In the entries below, find the lines with the word "view" and copy them.
── Entries shown
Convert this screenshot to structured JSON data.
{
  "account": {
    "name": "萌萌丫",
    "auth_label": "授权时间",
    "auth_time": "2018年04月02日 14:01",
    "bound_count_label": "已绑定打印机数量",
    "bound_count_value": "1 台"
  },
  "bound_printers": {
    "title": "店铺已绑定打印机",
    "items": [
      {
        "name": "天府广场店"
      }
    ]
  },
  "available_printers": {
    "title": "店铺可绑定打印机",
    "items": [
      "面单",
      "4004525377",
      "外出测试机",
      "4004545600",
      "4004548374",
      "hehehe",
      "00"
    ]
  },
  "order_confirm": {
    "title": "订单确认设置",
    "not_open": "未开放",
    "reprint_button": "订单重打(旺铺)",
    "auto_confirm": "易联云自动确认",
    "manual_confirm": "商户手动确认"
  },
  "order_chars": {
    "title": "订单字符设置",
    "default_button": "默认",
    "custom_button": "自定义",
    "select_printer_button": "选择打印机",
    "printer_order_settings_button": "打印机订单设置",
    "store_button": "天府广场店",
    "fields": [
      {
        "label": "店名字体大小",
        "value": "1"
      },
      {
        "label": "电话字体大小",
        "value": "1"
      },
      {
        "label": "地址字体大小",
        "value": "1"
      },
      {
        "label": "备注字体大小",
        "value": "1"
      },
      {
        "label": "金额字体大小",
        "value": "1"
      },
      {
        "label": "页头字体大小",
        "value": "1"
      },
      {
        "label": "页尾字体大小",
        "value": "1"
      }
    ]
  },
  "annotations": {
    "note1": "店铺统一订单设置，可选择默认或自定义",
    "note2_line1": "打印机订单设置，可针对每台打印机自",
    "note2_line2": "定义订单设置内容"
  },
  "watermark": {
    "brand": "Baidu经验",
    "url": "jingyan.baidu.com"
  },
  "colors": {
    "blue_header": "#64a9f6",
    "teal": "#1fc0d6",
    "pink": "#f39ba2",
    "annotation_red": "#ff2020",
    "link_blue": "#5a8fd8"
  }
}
────
── Entries shown
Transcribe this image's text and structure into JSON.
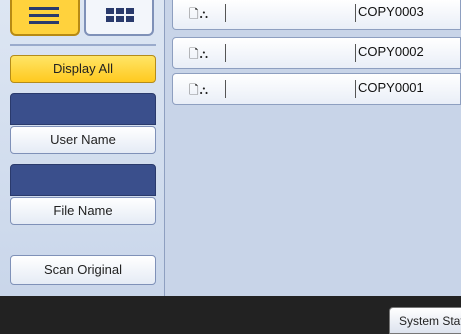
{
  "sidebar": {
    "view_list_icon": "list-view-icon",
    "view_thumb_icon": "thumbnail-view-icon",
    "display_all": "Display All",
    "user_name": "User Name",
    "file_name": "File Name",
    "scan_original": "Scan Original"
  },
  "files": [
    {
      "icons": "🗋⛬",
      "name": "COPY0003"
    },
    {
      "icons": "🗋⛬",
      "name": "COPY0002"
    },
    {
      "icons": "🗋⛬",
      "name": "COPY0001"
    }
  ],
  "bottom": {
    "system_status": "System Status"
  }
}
────
── Entries shown
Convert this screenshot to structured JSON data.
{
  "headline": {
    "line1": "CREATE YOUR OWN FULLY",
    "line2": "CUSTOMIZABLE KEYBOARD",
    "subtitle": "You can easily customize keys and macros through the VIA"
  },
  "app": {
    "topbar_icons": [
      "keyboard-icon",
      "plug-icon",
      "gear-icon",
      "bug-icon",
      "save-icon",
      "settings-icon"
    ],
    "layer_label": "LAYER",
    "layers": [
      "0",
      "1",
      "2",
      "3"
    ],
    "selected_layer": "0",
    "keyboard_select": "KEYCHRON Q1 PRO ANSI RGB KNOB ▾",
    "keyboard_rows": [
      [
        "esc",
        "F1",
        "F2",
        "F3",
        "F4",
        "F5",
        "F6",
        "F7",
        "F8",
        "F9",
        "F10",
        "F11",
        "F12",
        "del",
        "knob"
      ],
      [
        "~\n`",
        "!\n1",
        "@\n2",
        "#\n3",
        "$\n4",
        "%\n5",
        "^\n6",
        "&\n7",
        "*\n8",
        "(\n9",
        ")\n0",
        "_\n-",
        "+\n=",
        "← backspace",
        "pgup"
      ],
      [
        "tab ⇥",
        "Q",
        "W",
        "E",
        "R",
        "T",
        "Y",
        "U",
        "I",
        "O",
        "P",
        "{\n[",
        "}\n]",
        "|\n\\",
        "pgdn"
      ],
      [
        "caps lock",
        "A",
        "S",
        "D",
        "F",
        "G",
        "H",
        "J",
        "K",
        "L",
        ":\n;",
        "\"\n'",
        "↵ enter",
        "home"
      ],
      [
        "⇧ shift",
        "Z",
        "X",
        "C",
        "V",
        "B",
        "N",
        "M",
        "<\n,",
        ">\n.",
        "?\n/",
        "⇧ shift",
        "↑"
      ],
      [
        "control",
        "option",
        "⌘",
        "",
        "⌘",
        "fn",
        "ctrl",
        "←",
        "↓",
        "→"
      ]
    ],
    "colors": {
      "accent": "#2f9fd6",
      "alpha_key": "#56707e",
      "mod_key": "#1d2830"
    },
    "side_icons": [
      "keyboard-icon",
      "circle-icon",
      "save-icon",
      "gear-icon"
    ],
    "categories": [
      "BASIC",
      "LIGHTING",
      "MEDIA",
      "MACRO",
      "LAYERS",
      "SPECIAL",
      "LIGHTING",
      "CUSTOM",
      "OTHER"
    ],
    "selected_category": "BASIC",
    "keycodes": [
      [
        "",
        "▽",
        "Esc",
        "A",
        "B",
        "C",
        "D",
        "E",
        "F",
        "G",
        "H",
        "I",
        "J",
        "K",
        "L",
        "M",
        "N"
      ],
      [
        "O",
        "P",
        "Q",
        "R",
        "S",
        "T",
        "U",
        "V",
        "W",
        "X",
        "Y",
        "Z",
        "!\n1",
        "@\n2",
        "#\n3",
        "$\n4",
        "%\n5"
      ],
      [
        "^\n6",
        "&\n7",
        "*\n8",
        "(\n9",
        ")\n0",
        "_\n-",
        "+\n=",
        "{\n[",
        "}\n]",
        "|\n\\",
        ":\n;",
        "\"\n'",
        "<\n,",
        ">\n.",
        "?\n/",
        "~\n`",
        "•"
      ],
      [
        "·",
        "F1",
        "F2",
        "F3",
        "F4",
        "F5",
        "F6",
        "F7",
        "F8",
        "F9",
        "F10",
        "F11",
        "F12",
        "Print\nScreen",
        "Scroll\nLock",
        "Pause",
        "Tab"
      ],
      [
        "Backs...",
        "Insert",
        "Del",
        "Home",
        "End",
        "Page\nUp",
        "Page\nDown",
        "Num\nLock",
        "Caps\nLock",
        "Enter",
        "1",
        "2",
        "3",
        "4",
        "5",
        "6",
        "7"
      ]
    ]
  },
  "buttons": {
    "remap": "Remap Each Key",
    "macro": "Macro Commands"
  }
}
────
● **Full answer**:
    "view_list_icon": "list-view-icon",
    "view_thumb_icon": "thumbnail-view-icon",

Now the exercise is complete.